SHORT PROBLEM:
Copy out the complete listing, word for word.

DATASET ENTRIES:
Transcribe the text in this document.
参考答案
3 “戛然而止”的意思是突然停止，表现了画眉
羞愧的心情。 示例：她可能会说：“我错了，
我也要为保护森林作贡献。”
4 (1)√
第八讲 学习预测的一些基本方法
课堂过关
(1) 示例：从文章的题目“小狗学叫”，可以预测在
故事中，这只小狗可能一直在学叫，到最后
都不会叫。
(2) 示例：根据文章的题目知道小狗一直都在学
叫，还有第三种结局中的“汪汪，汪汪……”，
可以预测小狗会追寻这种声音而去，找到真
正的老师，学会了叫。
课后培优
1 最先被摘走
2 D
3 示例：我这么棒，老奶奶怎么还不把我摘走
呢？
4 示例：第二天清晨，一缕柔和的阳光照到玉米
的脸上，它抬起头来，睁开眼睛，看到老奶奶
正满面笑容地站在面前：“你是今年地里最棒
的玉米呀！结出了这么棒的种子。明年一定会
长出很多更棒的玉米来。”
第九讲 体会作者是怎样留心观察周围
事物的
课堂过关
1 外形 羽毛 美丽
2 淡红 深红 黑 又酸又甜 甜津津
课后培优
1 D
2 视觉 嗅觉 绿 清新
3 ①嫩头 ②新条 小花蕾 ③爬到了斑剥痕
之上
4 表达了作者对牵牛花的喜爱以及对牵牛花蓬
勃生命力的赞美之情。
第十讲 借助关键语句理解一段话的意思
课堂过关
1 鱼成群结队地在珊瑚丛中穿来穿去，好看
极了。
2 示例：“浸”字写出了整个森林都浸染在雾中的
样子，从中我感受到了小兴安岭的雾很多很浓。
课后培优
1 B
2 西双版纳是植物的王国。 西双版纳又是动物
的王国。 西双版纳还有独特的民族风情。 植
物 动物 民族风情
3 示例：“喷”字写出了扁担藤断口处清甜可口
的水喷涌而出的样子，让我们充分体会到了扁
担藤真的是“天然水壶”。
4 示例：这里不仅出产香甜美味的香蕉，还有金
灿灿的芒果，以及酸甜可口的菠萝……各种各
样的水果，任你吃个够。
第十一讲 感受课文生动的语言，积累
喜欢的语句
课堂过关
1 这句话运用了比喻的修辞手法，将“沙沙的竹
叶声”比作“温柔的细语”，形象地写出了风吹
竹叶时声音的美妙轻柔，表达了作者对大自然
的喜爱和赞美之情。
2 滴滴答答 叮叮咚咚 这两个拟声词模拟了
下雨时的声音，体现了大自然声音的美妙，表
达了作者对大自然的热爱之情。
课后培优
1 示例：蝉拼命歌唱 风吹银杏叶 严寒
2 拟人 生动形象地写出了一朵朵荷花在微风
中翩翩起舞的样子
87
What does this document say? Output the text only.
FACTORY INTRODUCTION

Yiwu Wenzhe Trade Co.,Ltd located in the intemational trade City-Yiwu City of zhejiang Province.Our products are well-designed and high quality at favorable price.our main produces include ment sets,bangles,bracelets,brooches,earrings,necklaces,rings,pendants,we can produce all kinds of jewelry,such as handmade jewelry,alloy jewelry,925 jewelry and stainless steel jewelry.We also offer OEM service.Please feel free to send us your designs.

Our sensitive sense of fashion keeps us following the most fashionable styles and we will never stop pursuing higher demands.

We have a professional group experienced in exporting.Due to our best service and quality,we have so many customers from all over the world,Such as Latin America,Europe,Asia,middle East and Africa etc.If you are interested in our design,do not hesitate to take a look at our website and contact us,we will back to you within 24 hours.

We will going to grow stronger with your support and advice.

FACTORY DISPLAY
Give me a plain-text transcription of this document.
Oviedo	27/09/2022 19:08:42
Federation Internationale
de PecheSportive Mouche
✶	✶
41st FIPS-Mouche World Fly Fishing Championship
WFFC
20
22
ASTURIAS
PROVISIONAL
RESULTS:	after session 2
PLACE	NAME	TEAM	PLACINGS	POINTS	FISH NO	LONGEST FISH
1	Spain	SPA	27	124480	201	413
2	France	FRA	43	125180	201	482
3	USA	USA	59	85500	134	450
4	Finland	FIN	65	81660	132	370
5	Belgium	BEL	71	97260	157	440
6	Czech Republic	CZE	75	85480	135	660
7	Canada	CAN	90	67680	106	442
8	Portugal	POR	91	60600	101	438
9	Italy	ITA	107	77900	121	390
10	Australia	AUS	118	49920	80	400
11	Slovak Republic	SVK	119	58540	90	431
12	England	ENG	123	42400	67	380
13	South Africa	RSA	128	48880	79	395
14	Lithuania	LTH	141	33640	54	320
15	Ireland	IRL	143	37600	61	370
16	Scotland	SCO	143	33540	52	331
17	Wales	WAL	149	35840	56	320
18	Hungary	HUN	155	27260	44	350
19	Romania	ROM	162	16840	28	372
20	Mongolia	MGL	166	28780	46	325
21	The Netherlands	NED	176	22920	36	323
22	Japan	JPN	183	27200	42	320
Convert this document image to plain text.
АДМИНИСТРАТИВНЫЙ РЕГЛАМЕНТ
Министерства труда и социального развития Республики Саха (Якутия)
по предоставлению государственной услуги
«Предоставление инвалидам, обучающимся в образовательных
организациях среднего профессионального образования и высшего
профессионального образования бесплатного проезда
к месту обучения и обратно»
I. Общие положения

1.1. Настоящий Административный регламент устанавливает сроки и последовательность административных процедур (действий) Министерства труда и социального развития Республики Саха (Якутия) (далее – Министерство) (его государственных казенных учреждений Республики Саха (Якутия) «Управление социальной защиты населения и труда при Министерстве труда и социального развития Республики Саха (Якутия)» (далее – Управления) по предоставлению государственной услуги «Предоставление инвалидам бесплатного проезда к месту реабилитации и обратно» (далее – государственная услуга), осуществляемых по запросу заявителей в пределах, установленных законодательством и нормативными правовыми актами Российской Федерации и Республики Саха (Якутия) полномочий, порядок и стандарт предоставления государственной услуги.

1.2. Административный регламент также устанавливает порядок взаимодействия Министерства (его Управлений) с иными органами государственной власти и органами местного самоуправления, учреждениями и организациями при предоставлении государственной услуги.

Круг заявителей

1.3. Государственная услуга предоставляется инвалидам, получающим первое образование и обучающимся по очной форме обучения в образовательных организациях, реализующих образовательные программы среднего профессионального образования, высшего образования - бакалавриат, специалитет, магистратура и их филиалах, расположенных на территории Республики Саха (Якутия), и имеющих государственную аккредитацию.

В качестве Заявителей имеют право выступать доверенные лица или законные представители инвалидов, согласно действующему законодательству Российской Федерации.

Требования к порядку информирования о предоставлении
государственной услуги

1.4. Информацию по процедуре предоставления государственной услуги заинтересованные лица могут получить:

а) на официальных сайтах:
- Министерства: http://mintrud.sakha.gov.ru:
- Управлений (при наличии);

SOLUTION:
Transcribe the text in this document.
参考答案
3 “戛然而止”的意思是突然停止，表现了画眉
羞愧的心情。 示例：她可能会说：“我错了，
我也要为保护森林作贡献。”
4 (1)√
第八讲 学习预测的一些基本方法
课堂过关
(1) 示例：从文章的题目“小狗学叫”，可以预测在
故事中，这只小狗可能一直在学叫，到最后
都不会叫。
(2) 示例：根据文章的题目知道小狗一直都在学
叫，还有第三种结局中的“汪汪，汪汪……”，
可以预测小狗会追寻这种声音而去，找到真
正的老师，学会了叫。
课后培优
1 最先被摘走
2 D
3 示例：我这么棒，老奶奶怎么还不把我摘走
呢？
4 示例：第二天清晨，一缕柔和的阳光照到玉米
的脸上，它抬起头来，睁开眼睛，看到老奶奶
正满面笑容地站在面前：“你是今年地里最棒
的玉米呀！结出了这么棒的种子。明年一定会
长出很多更棒的玉米来。”
第九讲 体会作者是怎样留心观察周围
事物的
课堂过关
1 外形 羽毛 美丽
2 淡红 深红 黑 又酸又甜 甜津津
课后培优
1 D
2 视觉 嗅觉 绿 清新
3 ①嫩头 ②新条 小花蕾 ③爬到了斑剥痕
之上
4 表达了作者对牵牛花的喜爱以及对牵牛花蓬
勃生命力的赞美之情。
第十讲 借助关键语句理解一段话的意思
课堂过关
1 鱼成群结队地在珊瑚丛中穿来穿去，好看
极了。
2 示例：“浸”字写出了整个森林都浸染在雾中的
样子，从中我感受到了小兴安岭的雾很多很浓。
课后培优
1 B
2 西双版纳是植物的王国。 西双版纳又是动物
的王国。 西双版纳还有独特的民族风情。 植
物 动物 民族风情
3 示例：“喷”字写出了扁担藤断口处清甜可口
的水喷涌而出的样子，让我们充分体会到了扁
担藤真的是“天然水壶”。
4 示例：这里不仅出产香甜美味的香蕉，还有金
灿灿的芒果，以及酸甜可口的菠萝……各种各
样的水果，任你吃个够。
第十一讲 感受课文生动的语言，积累
喜欢的语句
课堂过关
1 这句话运用了比喻的修辞手法，将“沙沙的竹
叶声”比作“温柔的细语”，形象地写出了风吹
竹叶时声音的美妙轻柔，表达了作者对大自然
的喜爱和赞美之情。
2 滴滴答答 叮叮咚咚 这两个拟声词模拟了
下雨时的声音，体现了大自然声音的美妙，表
达了作者对大自然的热爱之情。
课后培优
1 示例：蝉拼命歌唱 风吹银杏叶 严寒
2 拟人 生动形象地写出了一朵朵荷花在微风
中翩翩起舞的样子
87
What does this document say? Output the text only.
FACTORY INTRODUCTION

Yiwu Wenzhe Trade Co.,Ltd located in the intemational trade City-Yiwu City of zhejiang Province.Our products are well-designed and high quality at favorable price.our main produces include ment sets,bangles,bracelets,brooches,earrings,necklaces,rings,pendants,we can produce all kinds of jewelry,such as handmade jewelry,alloy jewelry,925 jewelry and stainless steel jewelry.We also offer OEM service.Please feel free to send us your designs.

Our sensitive sense of fashion keeps us following the most fashionable styles and we will never stop pursuing higher demands.

We have a professional group experienced in exporting.Due to our best service and quality,we have so many customers from all over the world,Such as Latin America,Europe,Asia,middle East and Africa etc.If you are interested in our design,do not hesitate to take a look at our website and contact us,we will back to you within 24 hours.

We will going to grow stronger with your support and advice.

FACTORY DISPLAY
Give me a plain-text transcription of this document.
Oviedo	27/09/2022 19:08:42
Federation Internationale
de PecheSportive Mouche
✶	✶
41st FIPS-Mouche World Fly Fishing Championship
WFFC
20
22
ASTURIAS
PROVISIONAL
RESULTS:	after session 2
PLACE	NAME	TEAM	PLACINGS	POINTS	FISH NO	LONGEST FISH
1	Spain	SPA	27	124480	201	413
2	France	FRA	43	125180	201	482
3	USA	USA	59	85500	134	450
4	Finland	FIN	65	81660	132	370
5	Belgium	BEL	71	97260	157	440
6	Czech Republic	CZE	75	85480	135	660
7	Canada	CAN	90	67680	106	442
8	Portugal	POR	91	60600	101	438
9	Italy	ITA	107	77900	121	390
10	Australia	AUS	118	49920	80	400
11	Slovak Republic	SVK	119	58540	90	431
12	England	ENG	123	42400	67	380
13	South Africa	RSA	128	48880	79	395
14	Lithuania	LTH	141	33640	54	320
15	Ireland	IRL	143	37600	61	370
16	Scotland	SCO	143	33540	52	331
17	Wales	WAL	149	35840	56	320
18	Hungary	HUN	155	27260	44	350
19	Romania	ROM	162	16840	28	372
20	Mongolia	MGL	166	28780	46	325
21	The Netherlands	NED	176	22920	36	323
22	Japan	JPN	183	27200	42	320
Convert this document image to plain text.
АДМИНИСТРАТИВНЫЙ РЕГЛАМЕНТ
Министерства труда и социального развития Республики Саха (Якутия)
по предоставлению государственной услуги
«Предоставление инвалидам, обучающимся в образовательных
организациях среднего профессионального образования и высшего
профессионального образования бесплатного проезда
к месту обучения и обратно»
I. Общие положения

1.1. Настоящий Административный регламент устанавливает сроки и последовательность административных процедур (действий) Министерства труда и социального развития Республики Саха (Якутия) (далее – Министерство) (его государственных казенных учреждений Республики Саха (Якутия) «Управление социальной защиты населения и труда при Министерстве труда и социального развития Республики Саха (Якутия)» (далее – Управления) по предоставлению государственной услуги «Предоставление инвалидам бесплатного проезда к месту реабилитации и обратно» (далее – государственная услуга), осуществляемых по запросу заявителей в пределах, установленных законодательством и нормативными правовыми актами Российской Федерации и Республики Саха (Якутия) полномочий, порядок и стандарт предоставления государственной услуги.

1.2. Административный регламент также устанавливает порядок взаимодействия Министерства (его Управлений) с иными органами государственной власти и органами местного самоуправления, учреждениями и организациями при предоставлении государственной услуги.

Круг заявителей

1.3. Государственная услуга предоставляется инвалидам, получающим первое образование и обучающимся по очной форме обучения в образовательных организациях, реализующих образовательные программы среднего профессионального образования, высшего образования - бакалавриат, специалитет, магистратура и их филиалах, расположенных на территории Республики Саха (Якутия), и имеющих государственную аккредитацию.

В качестве Заявителей имеют право выступать доверенные лица или законные представители инвалидов, согласно действующему законодательству Российской Федерации.

Требования к порядку информирования о предоставлении
государственной услуги

1.4. Информацию по процедуре предоставления государственной услуги заинтересованные лица могут получить:

а) на официальных сайтах:
- Министерства: http://mintrud.sakha.gov.ru:
- Управлений (при наличии);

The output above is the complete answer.